● Given instruction
Leave out the pictures and reproduce all of the data exactly.
··· Listed entries ···
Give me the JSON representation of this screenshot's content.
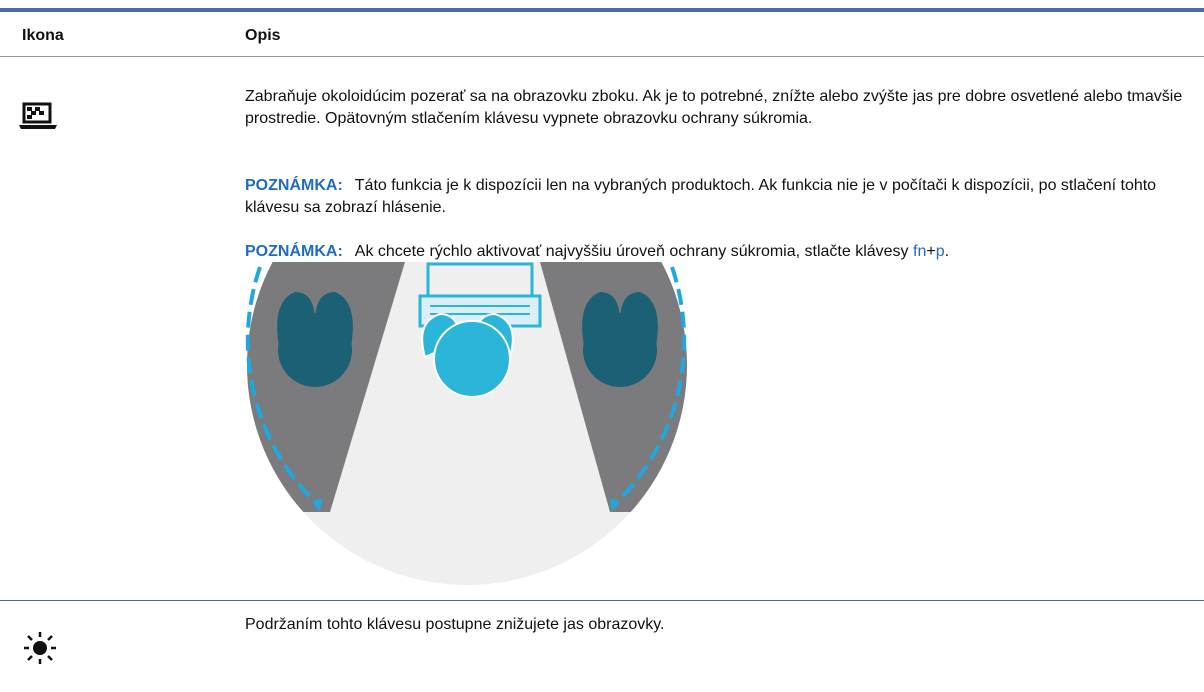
{
  "table": {
    "columns": [
      "Ikona",
      "Opis"
    ],
    "rows": [
      {
        "description": "Zabraňuje okoloidúcim pozerať sa na obrazovku zboku. Ak je to potrebné, znížte alebo zvýšte jas pre dobre osvetlené alebo tmavšie prostredie. Opätovným stlačením klávesu vypnete obrazovku ochrany súkromia.",
        "notes": [
          {
            "label": "POZNÁMKA:",
            "text": "Táto funkcia je k dispozícii len na vybraných produktoch. Ak funkcia nie je v počítači k dispozícii, po stlačení tohto klávesu sa zobrazí hlásenie."
          },
          {
            "label": "POZNÁMKA:",
            "text": "Ak chcete rýchlo aktivovať najvyššiu úroveň ochrany súkromia, stlačte klávesy ",
            "key1": "fn",
            "separator": "+",
            "key2": "p",
            "end": "."
          }
        ]
      },
      {
        "description": "Podržaním tohto klávesu postupne znižujete jas obrazovky."
      }
    ]
  }
}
···
● Output of the task
Give me the JSON representation of this screenshot's content.
{
  "table": {
    "columns": [
      "Ikona",
      "Opis"
    ],
    "rows": [
      {
        "description": "Zabraňuje okoloidúcim pozerať sa na obrazovku zboku. Ak je to potrebné, znížte alebo zvýšte jas pre dobre osvetlené alebo tmavšie prostredie. Opätovným stlačením klávesu vypnete obrazovku ochrany súkromia.",
        "notes": [
          {
            "label": "POZNÁMKA:",
            "text": "Táto funkcia je k dispozícii len na vybraných produktoch. Ak funkcia nie je v počítači k dispozícii, po stlačení tohto klávesu sa zobrazí hlásenie."
          },
          {
            "label": "POZNÁMKA:",
            "text": "Ak chcete rýchlo aktivovať najvyššiu úroveň ochrany súkromia, stlačte klávesy ",
            "key1": "fn",
            "separator": "+",
            "key2": "p",
            "end": "."
          }
        ]
      },
      {
        "description": "Podržaním tohto klávesu postupne znižujete jas obrazovky."
      }
    ]
  }
}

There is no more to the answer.